Figure collection entries:
## start
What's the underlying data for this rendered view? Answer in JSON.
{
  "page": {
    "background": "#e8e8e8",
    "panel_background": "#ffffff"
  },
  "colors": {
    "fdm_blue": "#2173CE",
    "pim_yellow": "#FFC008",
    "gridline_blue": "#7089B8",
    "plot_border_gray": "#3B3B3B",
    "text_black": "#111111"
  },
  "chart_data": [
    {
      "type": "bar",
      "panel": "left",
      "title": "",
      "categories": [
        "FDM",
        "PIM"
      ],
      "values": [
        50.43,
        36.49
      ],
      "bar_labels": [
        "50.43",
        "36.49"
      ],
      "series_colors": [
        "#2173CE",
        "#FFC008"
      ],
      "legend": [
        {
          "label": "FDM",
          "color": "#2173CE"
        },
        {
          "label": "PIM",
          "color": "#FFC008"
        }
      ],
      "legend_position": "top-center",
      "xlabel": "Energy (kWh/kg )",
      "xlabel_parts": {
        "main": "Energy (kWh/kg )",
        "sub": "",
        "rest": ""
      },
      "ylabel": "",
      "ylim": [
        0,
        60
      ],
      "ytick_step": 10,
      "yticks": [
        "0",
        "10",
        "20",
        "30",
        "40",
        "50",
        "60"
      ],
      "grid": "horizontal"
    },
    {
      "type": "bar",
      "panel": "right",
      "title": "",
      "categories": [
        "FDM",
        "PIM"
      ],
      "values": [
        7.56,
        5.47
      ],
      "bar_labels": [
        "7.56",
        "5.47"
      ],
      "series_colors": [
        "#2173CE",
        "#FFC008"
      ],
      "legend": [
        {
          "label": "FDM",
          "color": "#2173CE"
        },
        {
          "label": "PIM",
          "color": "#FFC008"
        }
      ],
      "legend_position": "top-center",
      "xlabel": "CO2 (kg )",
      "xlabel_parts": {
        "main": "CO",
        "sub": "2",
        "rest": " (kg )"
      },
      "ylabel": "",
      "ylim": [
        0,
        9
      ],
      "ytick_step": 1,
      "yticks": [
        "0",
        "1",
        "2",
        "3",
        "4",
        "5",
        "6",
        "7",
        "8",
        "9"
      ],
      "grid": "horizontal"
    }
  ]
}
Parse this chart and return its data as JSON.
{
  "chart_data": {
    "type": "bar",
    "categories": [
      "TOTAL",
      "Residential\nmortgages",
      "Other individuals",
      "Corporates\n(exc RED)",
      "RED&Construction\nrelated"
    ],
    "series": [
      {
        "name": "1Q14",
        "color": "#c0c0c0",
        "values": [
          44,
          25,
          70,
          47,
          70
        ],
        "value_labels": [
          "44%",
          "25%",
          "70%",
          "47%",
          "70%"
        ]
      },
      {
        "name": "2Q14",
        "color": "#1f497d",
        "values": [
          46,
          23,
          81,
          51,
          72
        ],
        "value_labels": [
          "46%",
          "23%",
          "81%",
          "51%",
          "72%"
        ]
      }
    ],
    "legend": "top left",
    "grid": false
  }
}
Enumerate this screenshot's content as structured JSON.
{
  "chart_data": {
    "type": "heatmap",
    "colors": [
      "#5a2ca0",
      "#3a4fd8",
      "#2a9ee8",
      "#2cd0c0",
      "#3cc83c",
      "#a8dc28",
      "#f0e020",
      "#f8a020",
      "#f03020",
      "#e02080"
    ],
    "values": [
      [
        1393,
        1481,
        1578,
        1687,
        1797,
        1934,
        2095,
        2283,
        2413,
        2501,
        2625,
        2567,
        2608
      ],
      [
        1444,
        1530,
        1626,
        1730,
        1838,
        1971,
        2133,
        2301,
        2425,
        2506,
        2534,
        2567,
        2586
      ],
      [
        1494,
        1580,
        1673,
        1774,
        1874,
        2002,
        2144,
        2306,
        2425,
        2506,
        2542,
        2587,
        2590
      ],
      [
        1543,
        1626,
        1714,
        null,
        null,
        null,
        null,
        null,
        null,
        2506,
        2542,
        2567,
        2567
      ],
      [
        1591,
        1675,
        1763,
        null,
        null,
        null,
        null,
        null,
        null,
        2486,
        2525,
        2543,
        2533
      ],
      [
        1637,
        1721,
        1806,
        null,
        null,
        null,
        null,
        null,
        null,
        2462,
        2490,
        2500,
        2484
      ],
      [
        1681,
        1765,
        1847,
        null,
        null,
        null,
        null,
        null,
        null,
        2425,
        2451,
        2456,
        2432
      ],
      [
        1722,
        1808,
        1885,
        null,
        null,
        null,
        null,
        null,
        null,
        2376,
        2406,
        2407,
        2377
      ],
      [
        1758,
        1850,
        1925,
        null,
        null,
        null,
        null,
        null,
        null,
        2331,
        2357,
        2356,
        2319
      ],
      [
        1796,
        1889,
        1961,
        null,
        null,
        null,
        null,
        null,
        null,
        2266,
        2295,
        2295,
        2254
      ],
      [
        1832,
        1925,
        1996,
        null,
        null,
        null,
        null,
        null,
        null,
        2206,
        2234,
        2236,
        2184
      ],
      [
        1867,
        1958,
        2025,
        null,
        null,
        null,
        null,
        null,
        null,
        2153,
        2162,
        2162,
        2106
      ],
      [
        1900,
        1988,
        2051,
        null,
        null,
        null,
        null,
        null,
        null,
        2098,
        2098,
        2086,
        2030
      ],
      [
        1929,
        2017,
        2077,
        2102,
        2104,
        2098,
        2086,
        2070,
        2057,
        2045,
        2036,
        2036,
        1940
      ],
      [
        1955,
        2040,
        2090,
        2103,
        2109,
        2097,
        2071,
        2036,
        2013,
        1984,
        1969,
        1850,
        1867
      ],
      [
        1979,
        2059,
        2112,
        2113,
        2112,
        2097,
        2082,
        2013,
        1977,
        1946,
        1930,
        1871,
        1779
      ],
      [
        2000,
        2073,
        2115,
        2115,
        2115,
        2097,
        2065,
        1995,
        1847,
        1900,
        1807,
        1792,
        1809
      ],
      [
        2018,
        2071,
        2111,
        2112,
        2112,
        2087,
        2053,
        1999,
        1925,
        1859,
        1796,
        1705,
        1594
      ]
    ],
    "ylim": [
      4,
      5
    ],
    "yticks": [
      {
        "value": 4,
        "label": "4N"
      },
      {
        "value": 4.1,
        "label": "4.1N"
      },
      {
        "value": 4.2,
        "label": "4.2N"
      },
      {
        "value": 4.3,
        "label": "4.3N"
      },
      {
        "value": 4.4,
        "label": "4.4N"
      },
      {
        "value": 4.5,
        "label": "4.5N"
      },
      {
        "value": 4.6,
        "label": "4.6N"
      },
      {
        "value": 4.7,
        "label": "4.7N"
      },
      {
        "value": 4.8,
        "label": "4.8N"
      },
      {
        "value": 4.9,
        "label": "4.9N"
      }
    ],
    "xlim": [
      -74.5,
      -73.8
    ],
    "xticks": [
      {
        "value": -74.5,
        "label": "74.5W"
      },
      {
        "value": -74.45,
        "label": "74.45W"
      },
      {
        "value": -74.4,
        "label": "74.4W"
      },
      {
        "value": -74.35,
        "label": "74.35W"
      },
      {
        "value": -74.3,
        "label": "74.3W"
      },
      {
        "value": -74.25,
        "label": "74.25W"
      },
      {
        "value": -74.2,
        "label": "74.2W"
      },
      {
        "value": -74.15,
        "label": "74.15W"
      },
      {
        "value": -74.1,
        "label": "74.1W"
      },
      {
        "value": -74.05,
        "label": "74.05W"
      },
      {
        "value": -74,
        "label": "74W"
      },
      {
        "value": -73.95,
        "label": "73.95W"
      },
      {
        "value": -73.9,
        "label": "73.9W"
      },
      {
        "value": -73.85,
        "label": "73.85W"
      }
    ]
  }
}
## end
TASK BRIEF
Every entry must be output again, exactly as written above.

EXPECTED ANSWER
What's the underlying data for this rendered view? Answer in JSON.
{
  "page": {
    "background": "#e8e8e8",
    "panel_background": "#ffffff"
  },
  "colors": {
    "fdm_blue": "#2173CE",
    "pim_yellow": "#FFC008",
    "gridline_blue": "#7089B8",
    "plot_border_gray": "#3B3B3B",
    "text_black": "#111111"
  },
  "chart_data": [
    {
      "type": "bar",
      "panel": "left",
      "title": "",
      "categories": [
        "FDM",
        "PIM"
      ],
      "values": [
        50.43,
        36.49
      ],
      "bar_labels": [
        "50.43",
        "36.49"
      ],
      "series_colors": [
        "#2173CE",
        "#FFC008"
      ],
      "legend": [
        {
          "label": "FDM",
          "color": "#2173CE"
        },
        {
          "label": "PIM",
          "color": "#FFC008"
        }
      ],
      "legend_position": "top-center",
      "xlabel": "Energy (kWh/kg )",
      "xlabel_parts": {
        "main": "Energy (kWh/kg )",
        "sub": "",
        "rest": ""
      },
      "ylabel": "",
      "ylim": [
        0,
        60
      ],
      "ytick_step": 10,
      "yticks": [
        "0",
        "10",
        "20",
        "30",
        "40",
        "50",
        "60"
      ],
      "grid": "horizontal"
    },
    {
      "type": "bar",
      "panel": "right",
      "title": "",
      "categories": [
        "FDM",
        "PIM"
      ],
      "values": [
        7.56,
        5.47
      ],
      "bar_labels": [
        "7.56",
        "5.47"
      ],
      "series_colors": [
        "#2173CE",
        "#FFC008"
      ],
      "legend": [
        {
          "label": "FDM",
          "color": "#2173CE"
        },
        {
          "label": "PIM",
          "color": "#FFC008"
        }
      ],
      "legend_position": "top-center",
      "xlabel": "CO2 (kg )",
      "xlabel_parts": {
        "main": "CO",
        "sub": "2",
        "rest": " (kg )"
      },
      "ylabel": "",
      "ylim": [
        0,
        9
      ],
      "ytick_step": 1,
      "yticks": [
        "0",
        "1",
        "2",
        "3",
        "4",
        "5",
        "6",
        "7",
        "8",
        "9"
      ],
      "grid": "horizontal"
    }
  ]
}
Parse this chart and return its data as JSON.
{
  "chart_data": {
    "type": "bar",
    "categories": [
      "TOTAL",
      "Residential\nmortgages",
      "Other individuals",
      "Corporates\n(exc RED)",
      "RED&Construction\nrelated"
    ],
    "series": [
      {
        "name": "1Q14",
        "color": "#c0c0c0",
        "values": [
          44,
          25,
          70,
          47,
          70
        ],
        "value_labels": [
          "44%",
          "25%",
          "70%",
          "47%",
          "70%"
        ]
      },
      {
        "name": "2Q14",
        "color": "#1f497d",
        "values": [
          46,
          23,
          81,
          51,
          72
        ],
        "value_labels": [
          "46%",
          "23%",
          "81%",
          "51%",
          "72%"
        ]
      }
    ],
    "legend": "top left",
    "grid": false
  }
}
Enumerate this screenshot's content as structured JSON.
{
  "chart_data": {
    "type": "heatmap",
    "colors": [
      "#5a2ca0",
      "#3a4fd8",
      "#2a9ee8",
      "#2cd0c0",
      "#3cc83c",
      "#a8dc28",
      "#f0e020",
      "#f8a020",
      "#f03020",
      "#e02080"
    ],
    "values": [
      [
        1393,
        1481,
        1578,
        1687,
        1797,
        1934,
        2095,
        2283,
        2413,
        2501,
        2625,
        2567,
        2608
      ],
      [
        1444,
        1530,
        1626,
        1730,
        1838,
        1971,
        2133,
        2301,
        2425,
        2506,
        2534,
        2567,
        2586
      ],
      [
        1494,
        1580,
        1673,
        1774,
        1874,
        2002,
        2144,
        2306,
        2425,
        2506,
        2542,
        2587,
        2590
      ],
      [
        1543,
        1626,
        1714,
        null,
        null,
        null,
        null,
        null,
        null,
        2506,
        2542,
        2567,
        2567
      ],
      [
        1591,
        1675,
        1763,
        null,
        null,
        null,
        null,
        null,
        null,
        2486,
        2525,
        2543,
        2533
      ],
      [
        1637,
        1721,
        1806,
        null,
        null,
        null,
        null,
        null,
        null,
        2462,
        2490,
        2500,
        2484
      ],
      [
        1681,
        1765,
        1847,
        null,
        null,
        null,
        null,
        null,
        null,
        2425,
        2451,
        2456,
        2432
      ],
      [
        1722,
        1808,
        1885,
        null,
        null,
        null,
        null,
        null,
        null,
        2376,
        2406,
        2407,
        2377
      ],
      [
        1758,
        1850,
        1925,
        null,
        null,
        null,
        null,
        null,
        null,
        2331,
        2357,
        2356,
        2319
      ],
      [
        1796,
        1889,
        1961,
        null,
        null,
        null,
        null,
        null,
        null,
        2266,
        2295,
        2295,
        2254
      ],
      [
        1832,
        1925,
        1996,
        null,
        null,
        null,
        null,
        null,
        null,
        2206,
        2234,
        2236,
        2184
      ],
      [
        1867,
        1958,
        2025,
        null,
        null,
        null,
        null,
        null,
        null,
        2153,
        2162,
        2162,
        2106
      ],
      [
        1900,
        1988,
        2051,
        null,
        null,
        null,
        null,
        null,
        null,
        2098,
        2098,
        2086,
        2030
      ],
      [
        1929,
        2017,
        2077,
        2102,
        2104,
        2098,
        2086,
        2070,
        2057,
        2045,
        2036,
        2036,
        1940
      ],
      [
        1955,
        2040,
        2090,
        2103,
        2109,
        2097,
        2071,
        2036,
        2013,
        1984,
        1969,
        1850,
        1867
      ],
      [
        1979,
        2059,
        2112,
        2113,
        2112,
        2097,
        2082,
        2013,
        1977,
        1946,
        1930,
        1871,
        1779
      ],
      [
        2000,
        2073,
        2115,
        2115,
        2115,
        2097,
        2065,
        1995,
        1847,
        1900,
        1807,
        1792,
        1809
      ],
      [
        2018,
        2071,
        2111,
        2112,
        2112,
        2087,
        2053,
        1999,
        1925,
        1859,
        1796,
        1705,
        1594
      ]
    ],
    "ylim": [
      4,
      5
    ],
    "yticks": [
      {
        "value": 4,
        "label": "4N"
      },
      {
        "value": 4.1,
        "label": "4.1N"
      },
      {
        "value": 4.2,
        "label": "4.2N"
      },
      {
        "value": 4.3,
        "label": "4.3N"
      },
      {
        "value": 4.4,
        "label": "4.4N"
      },
      {
        "value": 4.5,
        "label": "4.5N"
      },
      {
        "value": 4.6,
        "label": "4.6N"
      },
      {
        "value": 4.7,
        "label": "4.7N"
      },
      {
        "value": 4.8,
        "label": "4.8N"
      },
      {
        "value": 4.9,
        "label": "4.9N"
      }
    ],
    "xlim": [
      -74.5,
      -73.8
    ],
    "xticks": [
      {
        "value": -74.5,
        "label": "74.5W"
      },
      {
        "value": -74.45,
        "label": "74.45W"
      },
      {
        "value": -74.4,
        "label": "74.4W"
      },
      {
        "value": -74.35,
        "label": "74.35W"
      },
      {
        "value": -74.3,
        "label": "74.3W"
      },
      {
        "value": -74.25,
        "label": "74.25W"
      },
      {
        "value": -74.2,
        "label": "74.2W"
      },
      {
        "value": -74.15,
        "label": "74.15W"
      },
      {
        "value": -74.1,
        "label": "74.1W"
      },
      {
        "value": -74.05,
        "label": "74.05W"
      },
      {
        "value": -74,
        "label": "74W"
      },
      {
        "value": -73.95,
        "label": "73.95W"
      },
      {
        "value": -73.9,
        "label": "73.9W"
      },
      {
        "value": -73.85,
        "label": "73.85W"
      }
    ]
  }
}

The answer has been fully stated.